# Work to be completed
Each line below that contains "凝华放热" counts once; report the total and nothing more.

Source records
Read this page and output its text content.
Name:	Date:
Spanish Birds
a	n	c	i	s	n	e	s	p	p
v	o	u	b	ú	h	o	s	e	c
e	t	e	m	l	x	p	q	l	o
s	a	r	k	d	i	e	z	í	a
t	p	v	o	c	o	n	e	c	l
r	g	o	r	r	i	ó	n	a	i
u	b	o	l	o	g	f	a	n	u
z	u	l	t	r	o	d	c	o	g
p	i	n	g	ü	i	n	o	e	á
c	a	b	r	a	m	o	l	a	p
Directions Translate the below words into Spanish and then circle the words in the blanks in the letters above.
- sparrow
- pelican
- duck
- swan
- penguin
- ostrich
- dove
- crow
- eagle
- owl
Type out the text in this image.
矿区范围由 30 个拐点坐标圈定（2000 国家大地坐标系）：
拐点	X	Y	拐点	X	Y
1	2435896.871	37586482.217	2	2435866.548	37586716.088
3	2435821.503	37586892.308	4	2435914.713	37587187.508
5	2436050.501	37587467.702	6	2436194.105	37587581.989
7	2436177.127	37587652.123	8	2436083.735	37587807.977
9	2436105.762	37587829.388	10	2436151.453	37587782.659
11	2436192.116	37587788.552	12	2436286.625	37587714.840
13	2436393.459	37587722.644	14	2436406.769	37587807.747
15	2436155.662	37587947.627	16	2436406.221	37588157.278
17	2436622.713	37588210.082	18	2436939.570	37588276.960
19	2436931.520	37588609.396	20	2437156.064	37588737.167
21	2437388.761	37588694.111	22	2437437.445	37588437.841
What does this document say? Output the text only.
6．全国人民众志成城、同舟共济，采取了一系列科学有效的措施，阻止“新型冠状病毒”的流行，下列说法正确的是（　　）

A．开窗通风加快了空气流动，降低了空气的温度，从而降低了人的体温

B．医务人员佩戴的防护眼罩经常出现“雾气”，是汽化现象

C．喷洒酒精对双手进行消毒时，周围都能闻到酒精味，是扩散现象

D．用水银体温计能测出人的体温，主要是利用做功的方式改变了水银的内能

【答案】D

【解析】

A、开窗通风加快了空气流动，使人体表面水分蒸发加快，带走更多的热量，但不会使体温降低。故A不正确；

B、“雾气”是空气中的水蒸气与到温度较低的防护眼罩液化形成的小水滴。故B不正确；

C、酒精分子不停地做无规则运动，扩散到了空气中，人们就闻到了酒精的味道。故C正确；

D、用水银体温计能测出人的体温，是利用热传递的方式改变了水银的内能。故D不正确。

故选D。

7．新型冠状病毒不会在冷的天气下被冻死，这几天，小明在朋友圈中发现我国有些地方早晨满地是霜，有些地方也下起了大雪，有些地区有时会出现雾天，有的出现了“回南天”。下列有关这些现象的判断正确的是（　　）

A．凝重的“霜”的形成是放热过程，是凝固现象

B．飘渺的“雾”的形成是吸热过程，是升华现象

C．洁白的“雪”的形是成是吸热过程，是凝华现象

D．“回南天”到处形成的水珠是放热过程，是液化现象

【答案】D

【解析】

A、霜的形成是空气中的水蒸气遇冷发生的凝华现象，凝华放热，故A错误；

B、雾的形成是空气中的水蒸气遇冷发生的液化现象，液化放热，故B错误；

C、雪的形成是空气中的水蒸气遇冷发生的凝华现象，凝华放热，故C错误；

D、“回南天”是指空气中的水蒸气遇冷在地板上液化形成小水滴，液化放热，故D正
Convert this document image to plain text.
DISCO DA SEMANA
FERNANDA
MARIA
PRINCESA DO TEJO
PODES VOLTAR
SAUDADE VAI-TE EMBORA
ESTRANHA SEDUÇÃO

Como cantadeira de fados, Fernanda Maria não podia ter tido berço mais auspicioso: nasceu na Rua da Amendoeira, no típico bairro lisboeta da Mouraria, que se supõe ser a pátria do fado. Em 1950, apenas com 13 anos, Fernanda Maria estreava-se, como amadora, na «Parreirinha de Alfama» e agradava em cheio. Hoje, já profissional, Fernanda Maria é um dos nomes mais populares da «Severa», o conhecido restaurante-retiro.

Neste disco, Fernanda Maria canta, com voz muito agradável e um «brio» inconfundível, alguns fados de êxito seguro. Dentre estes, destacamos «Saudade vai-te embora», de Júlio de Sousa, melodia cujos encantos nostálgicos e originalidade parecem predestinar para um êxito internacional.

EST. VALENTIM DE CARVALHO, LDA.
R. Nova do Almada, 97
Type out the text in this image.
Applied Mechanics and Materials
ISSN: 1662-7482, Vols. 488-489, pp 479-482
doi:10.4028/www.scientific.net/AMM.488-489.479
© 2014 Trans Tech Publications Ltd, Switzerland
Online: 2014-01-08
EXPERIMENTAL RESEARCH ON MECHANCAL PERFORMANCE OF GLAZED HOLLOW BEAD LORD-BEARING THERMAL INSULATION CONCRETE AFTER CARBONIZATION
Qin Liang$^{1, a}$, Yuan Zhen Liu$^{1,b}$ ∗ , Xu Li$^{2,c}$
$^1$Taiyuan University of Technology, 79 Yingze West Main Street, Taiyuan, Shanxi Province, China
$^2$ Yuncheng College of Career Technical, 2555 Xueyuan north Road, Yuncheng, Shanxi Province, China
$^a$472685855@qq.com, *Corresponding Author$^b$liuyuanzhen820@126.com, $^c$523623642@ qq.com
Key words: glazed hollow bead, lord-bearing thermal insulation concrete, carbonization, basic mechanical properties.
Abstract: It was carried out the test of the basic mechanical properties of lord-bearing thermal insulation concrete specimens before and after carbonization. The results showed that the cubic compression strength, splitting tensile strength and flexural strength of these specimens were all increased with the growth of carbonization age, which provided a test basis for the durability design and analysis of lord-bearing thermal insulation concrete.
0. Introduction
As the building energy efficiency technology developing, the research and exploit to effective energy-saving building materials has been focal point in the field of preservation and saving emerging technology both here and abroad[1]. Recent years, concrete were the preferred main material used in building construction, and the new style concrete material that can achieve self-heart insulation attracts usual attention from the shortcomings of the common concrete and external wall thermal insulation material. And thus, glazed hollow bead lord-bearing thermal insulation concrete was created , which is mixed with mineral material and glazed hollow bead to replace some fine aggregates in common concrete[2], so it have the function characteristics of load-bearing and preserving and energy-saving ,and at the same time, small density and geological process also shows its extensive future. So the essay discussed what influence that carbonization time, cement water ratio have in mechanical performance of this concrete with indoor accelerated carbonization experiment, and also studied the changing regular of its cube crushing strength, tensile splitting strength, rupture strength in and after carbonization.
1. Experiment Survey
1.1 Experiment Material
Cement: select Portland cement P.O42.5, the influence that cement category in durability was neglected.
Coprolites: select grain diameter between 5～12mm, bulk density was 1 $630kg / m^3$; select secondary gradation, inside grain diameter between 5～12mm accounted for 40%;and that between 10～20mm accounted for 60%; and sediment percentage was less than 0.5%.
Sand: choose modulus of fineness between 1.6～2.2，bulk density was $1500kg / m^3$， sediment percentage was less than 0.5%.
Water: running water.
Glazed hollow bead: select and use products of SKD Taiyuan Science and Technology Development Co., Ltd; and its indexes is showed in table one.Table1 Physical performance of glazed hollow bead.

# Output of the task
2